WHAT IS EXPECTED: Each line that holds the word "JSON" counts once. Give the total number of such lines and nothing else.

(Entries from a dataset)

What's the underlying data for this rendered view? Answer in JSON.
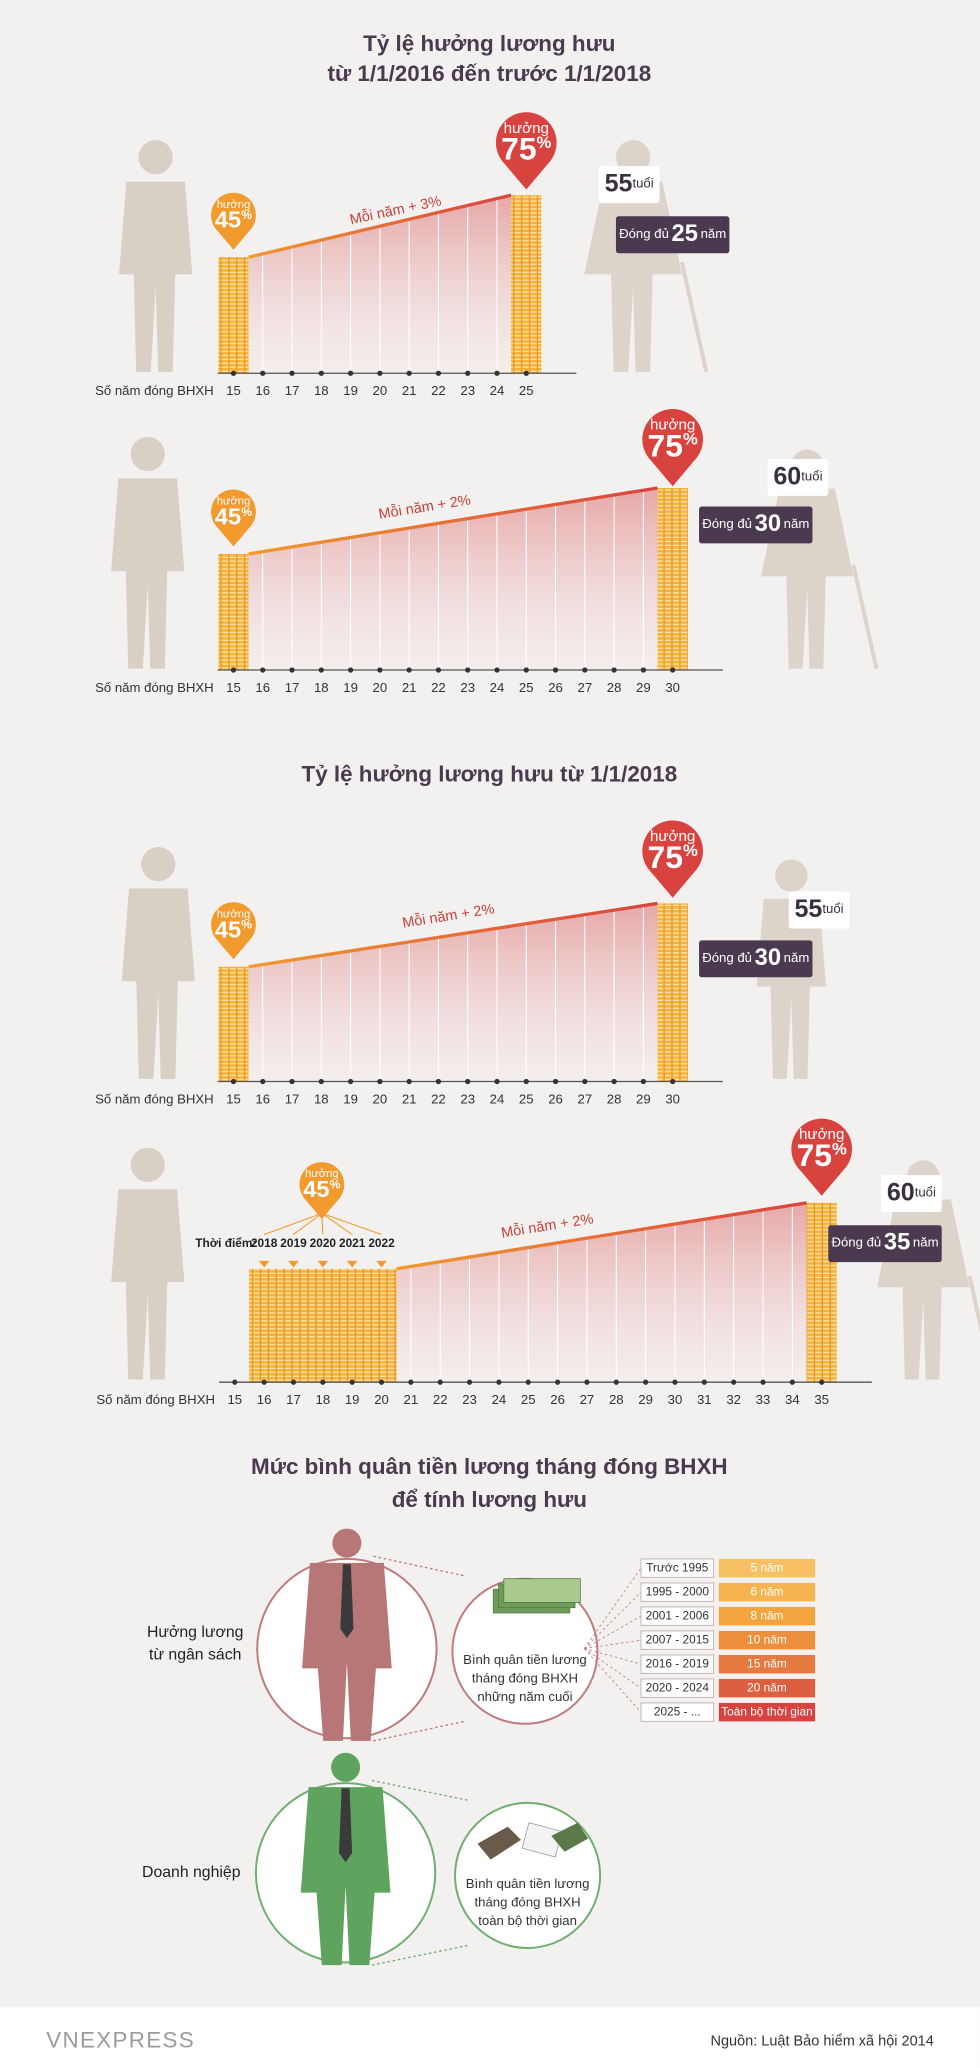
{
  "sections": [
    {
      "title": [
        "Tỷ lệ hưởng lương hưu",
        "từ 1/1/2016 đến trước 1/1/2018"
      ],
      "panels": [
        {
          "start_pin": {
            "label": "hưởng",
            "rate": "45",
            "unit": "%"
          },
          "end_pin": {
            "label": "hưởng",
            "rate": "75",
            "unit": "%"
          },
          "slope": "Mỗi năm + 3%",
          "age": {
            "value": "55",
            "unit": "tuổi"
          },
          "paid": {
            "prefix": "Đóng đủ",
            "value": "25",
            "unit": "năm"
          },
          "axis_label": "Số năm đóng BHXH",
          "ticks": [
            15,
            16,
            17,
            18,
            19,
            20,
            21,
            22,
            23,
            24,
            25
          ]
        },
        {
          "start_pin": {
            "label": "hưởng",
            "rate": "45",
            "unit": "%"
          },
          "end_pin": {
            "label": "hưởng",
            "rate": "75",
            "unit": "%"
          },
          "slope": "Mỗi năm + 2%",
          "age": {
            "value": "60",
            "unit": "tuổi"
          },
          "paid": {
            "prefix": "Đóng đủ",
            "value": "30",
            "unit": "năm"
          },
          "axis_label": "Số năm đóng BHXH",
          "ticks": [
            15,
            16,
            17,
            18,
            19,
            20,
            21,
            22,
            23,
            24,
            25,
            26,
            27,
            28,
            29,
            30
          ]
        }
      ]
    },
    {
      "title": [
        "Tỷ lệ hưởng lương hưu từ 1/1/2018"
      ],
      "panels": [
        {
          "start_pin": {
            "label": "hưởng",
            "rate": "45",
            "unit": "%"
          },
          "end_pin": {
            "label": "hưởng",
            "rate": "75",
            "unit": "%"
          },
          "slope": "Mỗi năm + 2%",
          "age": {
            "value": "55",
            "unit": "tuổi"
          },
          "paid": {
            "prefix": "Đóng đủ",
            "value": "30",
            "unit": "năm"
          },
          "axis_label": "Số năm đóng BHXH",
          "ticks": [
            15,
            16,
            17,
            18,
            19,
            20,
            21,
            22,
            23,
            24,
            25,
            26,
            27,
            28,
            29,
            30
          ]
        },
        {
          "start_pin": {
            "label": "hưởng",
            "rate": "45",
            "unit": "%"
          },
          "end_pin": {
            "label": "hưởng",
            "rate": "75",
            "unit": "%"
          },
          "slope": "Mỗi năm + 2%",
          "age": {
            "value": "60",
            "unit": "tuổi"
          },
          "paid": {
            "prefix": "Đóng đủ",
            "value": "35",
            "unit": "năm"
          },
          "axis_label": "Số năm đóng BHXH",
          "ticks": [
            15,
            16,
            17,
            18,
            19,
            20,
            21,
            22,
            23,
            24,
            25,
            26,
            27,
            28,
            29,
            30,
            31,
            32,
            33,
            34,
            35
          ],
          "period_label": "Thời điểm:",
          "periods": [
            2018,
            2019,
            2020,
            2021,
            2022
          ]
        }
      ]
    }
  ],
  "average": {
    "title": [
      "Mức bình quân tiền lương tháng đóng BHXH",
      "để tính lương hưu"
    ],
    "budget": {
      "label": [
        "Hưởng lương",
        "từ ngân sách"
      ],
      "note": [
        "Bình quân tiền lương",
        "tháng đóng BHXH",
        "những năm cuối"
      ],
      "rows": [
        {
          "period": "Trước 1995",
          "duration": "5 năm"
        },
        {
          "period": "1995 - 2000",
          "duration": "6 năm"
        },
        {
          "period": "2001 - 2006",
          "duration": "8 năm"
        },
        {
          "period": "2007 - 2015",
          "duration": "10 năm"
        },
        {
          "period": "2016 - 2019",
          "duration": "15 năm"
        },
        {
          "period": "2020 - 2024",
          "duration": "20 năm"
        },
        {
          "period": "2025 - ...",
          "duration": "Toàn bộ thời gian"
        }
      ]
    },
    "enterprise": {
      "label": "Doanh nghiệp",
      "note": [
        "Bình quân tiền lương",
        "tháng đóng BHXH",
        "toàn bộ thời gian"
      ]
    }
  },
  "footer": {
    "logo": "VNEXPRESS",
    "source": "Nguồn: Luật Bảo hiểm xã hội 2014"
  }
}
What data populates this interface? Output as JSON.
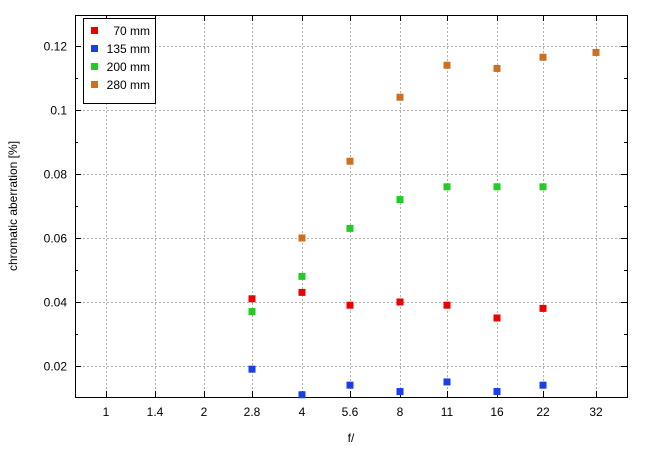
{
  "chart_data": {
    "type": "scatter",
    "title": "",
    "xlabel": "f/",
    "ylabel": "chromatic aberration [%]",
    "categories": [
      "1",
      "1.4",
      "2",
      "2.8",
      "4",
      "5.6",
      "8",
      "11",
      "16",
      "22",
      "32"
    ],
    "ylim": [
      0.0103,
      0.1297
    ],
    "yticks": [
      0.02,
      0.04,
      0.06,
      0.08,
      0.1,
      0.12
    ],
    "ytick_labels": [
      "0.02",
      "0.04",
      "0.06",
      "0.08",
      "0.1",
      "0.12"
    ],
    "grid": true,
    "legend_position": "top-left",
    "series": [
      {
        "name": "70 mm",
        "color": "#ee0000",
        "values": [
          null,
          null,
          null,
          0.041,
          0.043,
          0.039,
          0.04,
          0.039,
          0.035,
          0.038,
          null
        ]
      },
      {
        "name": "135 mm",
        "color": "#1a3ee8",
        "values": [
          null,
          null,
          null,
          0.019,
          0.011,
          0.014,
          0.012,
          0.015,
          0.012,
          0.014,
          null
        ]
      },
      {
        "name": "200 mm",
        "color": "#22cc22",
        "values": [
          null,
          null,
          null,
          0.037,
          0.048,
          0.063,
          0.072,
          0.076,
          0.076,
          0.076,
          null
        ]
      },
      {
        "name": "280 mm",
        "color": "#cc7020",
        "values": [
          null,
          null,
          null,
          null,
          0.06,
          0.084,
          0.104,
          0.114,
          0.113,
          0.1165,
          0.118
        ]
      }
    ]
  }
}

RESULT OF THIS EXERCISE: 2